__Data entries__

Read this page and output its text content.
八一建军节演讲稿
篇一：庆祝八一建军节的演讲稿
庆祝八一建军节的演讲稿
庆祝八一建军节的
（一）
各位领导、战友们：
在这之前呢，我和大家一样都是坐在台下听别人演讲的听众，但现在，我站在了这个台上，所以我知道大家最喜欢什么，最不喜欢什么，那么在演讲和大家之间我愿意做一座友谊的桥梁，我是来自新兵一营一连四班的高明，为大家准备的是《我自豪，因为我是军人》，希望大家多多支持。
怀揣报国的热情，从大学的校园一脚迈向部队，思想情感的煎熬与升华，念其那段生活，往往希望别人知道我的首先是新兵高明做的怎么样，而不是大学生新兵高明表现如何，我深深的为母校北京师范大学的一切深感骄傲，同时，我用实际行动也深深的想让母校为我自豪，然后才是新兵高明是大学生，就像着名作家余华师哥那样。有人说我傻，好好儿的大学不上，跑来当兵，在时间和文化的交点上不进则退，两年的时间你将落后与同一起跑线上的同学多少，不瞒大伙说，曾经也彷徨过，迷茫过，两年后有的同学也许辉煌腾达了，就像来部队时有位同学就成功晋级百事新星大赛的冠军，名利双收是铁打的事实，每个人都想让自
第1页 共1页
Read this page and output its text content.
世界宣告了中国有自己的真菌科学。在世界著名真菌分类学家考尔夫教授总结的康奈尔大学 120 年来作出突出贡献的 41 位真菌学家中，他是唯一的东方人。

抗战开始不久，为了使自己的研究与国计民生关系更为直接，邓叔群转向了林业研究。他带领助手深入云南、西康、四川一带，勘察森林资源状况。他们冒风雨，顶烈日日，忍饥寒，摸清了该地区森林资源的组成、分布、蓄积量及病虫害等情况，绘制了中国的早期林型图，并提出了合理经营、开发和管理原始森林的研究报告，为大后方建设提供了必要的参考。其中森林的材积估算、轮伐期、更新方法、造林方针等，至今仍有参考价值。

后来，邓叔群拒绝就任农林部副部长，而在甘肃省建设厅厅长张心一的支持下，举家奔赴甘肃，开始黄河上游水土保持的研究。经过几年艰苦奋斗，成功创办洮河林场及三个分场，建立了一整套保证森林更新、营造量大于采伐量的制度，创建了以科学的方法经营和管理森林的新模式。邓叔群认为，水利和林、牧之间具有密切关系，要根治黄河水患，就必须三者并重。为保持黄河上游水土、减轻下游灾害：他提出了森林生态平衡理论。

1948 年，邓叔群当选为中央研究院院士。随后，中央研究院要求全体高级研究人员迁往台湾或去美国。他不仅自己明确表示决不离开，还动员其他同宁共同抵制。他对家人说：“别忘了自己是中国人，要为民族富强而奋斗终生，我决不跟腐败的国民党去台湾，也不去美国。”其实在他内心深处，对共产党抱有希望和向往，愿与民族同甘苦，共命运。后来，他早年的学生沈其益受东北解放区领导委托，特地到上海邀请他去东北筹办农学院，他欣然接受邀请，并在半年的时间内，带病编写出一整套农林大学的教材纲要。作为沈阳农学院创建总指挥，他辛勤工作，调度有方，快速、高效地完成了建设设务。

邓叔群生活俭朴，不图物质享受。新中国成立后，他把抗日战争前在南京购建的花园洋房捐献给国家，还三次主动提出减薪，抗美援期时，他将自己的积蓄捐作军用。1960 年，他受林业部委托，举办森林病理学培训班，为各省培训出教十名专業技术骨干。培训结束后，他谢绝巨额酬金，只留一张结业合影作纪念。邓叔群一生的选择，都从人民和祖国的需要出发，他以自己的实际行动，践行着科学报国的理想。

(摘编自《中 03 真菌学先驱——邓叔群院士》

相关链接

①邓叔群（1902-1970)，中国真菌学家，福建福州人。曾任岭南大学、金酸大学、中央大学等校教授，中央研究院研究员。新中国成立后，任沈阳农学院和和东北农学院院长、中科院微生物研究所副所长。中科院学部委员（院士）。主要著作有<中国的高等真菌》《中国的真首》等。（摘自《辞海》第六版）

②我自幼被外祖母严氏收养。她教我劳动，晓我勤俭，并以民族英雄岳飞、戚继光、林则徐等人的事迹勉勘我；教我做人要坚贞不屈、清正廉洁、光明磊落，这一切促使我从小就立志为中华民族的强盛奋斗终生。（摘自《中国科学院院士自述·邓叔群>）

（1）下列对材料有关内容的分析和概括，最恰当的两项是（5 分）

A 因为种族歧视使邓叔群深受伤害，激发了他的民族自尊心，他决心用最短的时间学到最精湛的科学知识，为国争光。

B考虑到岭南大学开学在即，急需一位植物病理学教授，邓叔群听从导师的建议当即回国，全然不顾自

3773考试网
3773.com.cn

__Exercise objective__
Find and copy each line above that includes the string "新中国成立后".

__Answer to this task__
邓叔群生活俭朴，不图物质享受。新中国成立后，他把抗日战争前在南京购建的花园洋房捐献给国家，还三次主动提出减薪，抗美援期时，他将自己的积蓄捐作军用。1960 年，他受林业部委托，举办森林病理学培训班，为各省培训出教十名专業技术骨干。培训结束后，他谢绝巨额酬金，只留一张结业合影作纪念。邓叔群一生的选择，都从人民和祖国的需要出发，他以自己的实际行动，践行着科学报国的理想。
①邓叔群（1902-1970)，中国真菌学家，福建福州人。曾任岭南大学、金酸大学、中央大学等校教授，中央研究院研究员。新中国成立后，任沈阳农学院和和东北农学院院长、中科院微生物研究所副所长。中科院学部委员（院士）。主要著作有<中国的高等真菌》《中国的真首》等。（摘自《辞海》第六版）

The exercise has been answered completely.